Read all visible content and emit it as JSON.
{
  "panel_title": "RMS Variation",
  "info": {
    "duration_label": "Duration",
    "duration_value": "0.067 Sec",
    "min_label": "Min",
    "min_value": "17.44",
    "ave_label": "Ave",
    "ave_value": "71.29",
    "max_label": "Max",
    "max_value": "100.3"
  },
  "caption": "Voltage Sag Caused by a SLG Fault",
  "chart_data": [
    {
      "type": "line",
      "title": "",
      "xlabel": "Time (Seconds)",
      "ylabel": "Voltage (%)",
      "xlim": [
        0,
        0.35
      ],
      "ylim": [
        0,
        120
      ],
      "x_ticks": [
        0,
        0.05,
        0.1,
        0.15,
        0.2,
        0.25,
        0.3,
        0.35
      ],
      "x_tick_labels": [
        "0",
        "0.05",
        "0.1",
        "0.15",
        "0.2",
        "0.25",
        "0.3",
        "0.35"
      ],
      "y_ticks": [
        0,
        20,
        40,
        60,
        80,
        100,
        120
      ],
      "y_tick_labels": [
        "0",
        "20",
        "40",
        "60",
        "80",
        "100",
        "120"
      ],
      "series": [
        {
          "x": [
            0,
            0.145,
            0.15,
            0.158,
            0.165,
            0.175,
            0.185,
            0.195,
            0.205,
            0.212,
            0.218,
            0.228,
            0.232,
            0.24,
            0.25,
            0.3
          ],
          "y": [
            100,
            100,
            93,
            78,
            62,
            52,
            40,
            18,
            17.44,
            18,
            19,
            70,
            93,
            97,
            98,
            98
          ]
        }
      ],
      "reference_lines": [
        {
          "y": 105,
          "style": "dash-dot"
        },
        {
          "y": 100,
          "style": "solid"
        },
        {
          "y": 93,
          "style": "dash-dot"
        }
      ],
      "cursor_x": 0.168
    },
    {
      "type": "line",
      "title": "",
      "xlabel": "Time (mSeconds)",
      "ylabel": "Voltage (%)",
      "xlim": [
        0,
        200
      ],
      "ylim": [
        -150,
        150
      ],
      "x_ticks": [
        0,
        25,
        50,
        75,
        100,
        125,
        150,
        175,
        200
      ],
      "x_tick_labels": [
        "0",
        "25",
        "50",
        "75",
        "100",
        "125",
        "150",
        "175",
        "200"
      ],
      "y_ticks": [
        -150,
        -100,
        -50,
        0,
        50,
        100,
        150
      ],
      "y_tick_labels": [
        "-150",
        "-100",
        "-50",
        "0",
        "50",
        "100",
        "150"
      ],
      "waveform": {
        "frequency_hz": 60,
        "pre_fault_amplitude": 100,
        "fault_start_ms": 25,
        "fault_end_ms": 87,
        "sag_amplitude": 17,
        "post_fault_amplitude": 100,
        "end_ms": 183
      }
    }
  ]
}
=-=-=-=-=
Repeat all the entries word for word.

EXERCISE ANSWER:
Read all visible content and emit it as JSON.
{
  "panel_title": "RMS Variation",
  "info": {
    "duration_label": "Duration",
    "duration_value": "0.067 Sec",
    "min_label": "Min",
    "min_value": "17.44",
    "ave_label": "Ave",
    "ave_value": "71.29",
    "max_label": "Max",
    "max_value": "100.3"
  },
  "caption": "Voltage Sag Caused by a SLG Fault",
  "chart_data": [
    {
      "type": "line",
      "title": "",
      "xlabel": "Time (Seconds)",
      "ylabel": "Voltage (%)",
      "xlim": [
        0,
        0.35
      ],
      "ylim": [
        0,
        120
      ],
      "x_ticks": [
        0,
        0.05,
        0.1,
        0.15,
        0.2,
        0.25,
        0.3,
        0.35
      ],
      "x_tick_labels": [
        "0",
        "0.05",
        "0.1",
        "0.15",
        "0.2",
        "0.25",
        "0.3",
        "0.35"
      ],
      "y_ticks": [
        0,
        20,
        40,
        60,
        80,
        100,
        120
      ],
      "y_tick_labels": [
        "0",
        "20",
        "40",
        "60",
        "80",
        "100",
        "120"
      ],
      "series": [
        {
          "x": [
            0,
            0.145,
            0.15,
            0.158,
            0.165,
            0.175,
            0.185,
            0.195,
            0.205,
            0.212,
            0.218,
            0.228,
            0.232,
            0.24,
            0.25,
            0.3
          ],
          "y": [
            100,
            100,
            93,
            78,
            62,
            52,
            40,
            18,
            17.44,
            18,
            19,
            70,
            93,
            97,
            98,
            98
          ]
        }
      ],
      "reference_lines": [
        {
          "y": 105,
          "style": "dash-dot"
        },
        {
          "y": 100,
          "style": "solid"
        },
        {
          "y": 93,
          "style": "dash-dot"
        }
      ],
      "cursor_x": 0.168
    },
    {
      "type": "line",
      "title": "",
      "xlabel": "Time (mSeconds)",
      "ylabel": "Voltage (%)",
      "xlim": [
        0,
        200
      ],
      "ylim": [
        -150,
        150
      ],
      "x_ticks": [
        0,
        25,
        50,
        75,
        100,
        125,
        150,
        175,
        200
      ],
      "x_tick_labels": [
        "0",
        "25",
        "50",
        "75",
        "100",
        "125",
        "150",
        "175",
        "200"
      ],
      "y_ticks": [
        -150,
        -100,
        -50,
        0,
        50,
        100,
        150
      ],
      "y_tick_labels": [
        "-150",
        "-100",
        "-50",
        "0",
        "50",
        "100",
        "150"
      ],
      "waveform": {
        "frequency_hz": 60,
        "pre_fault_amplitude": 100,
        "fault_start_ms": 25,
        "fault_end_ms": 87,
        "sag_amplitude": 17,
        "post_fault_amplitude": 100,
        "end_ms": 183
      }
    }
  ]
}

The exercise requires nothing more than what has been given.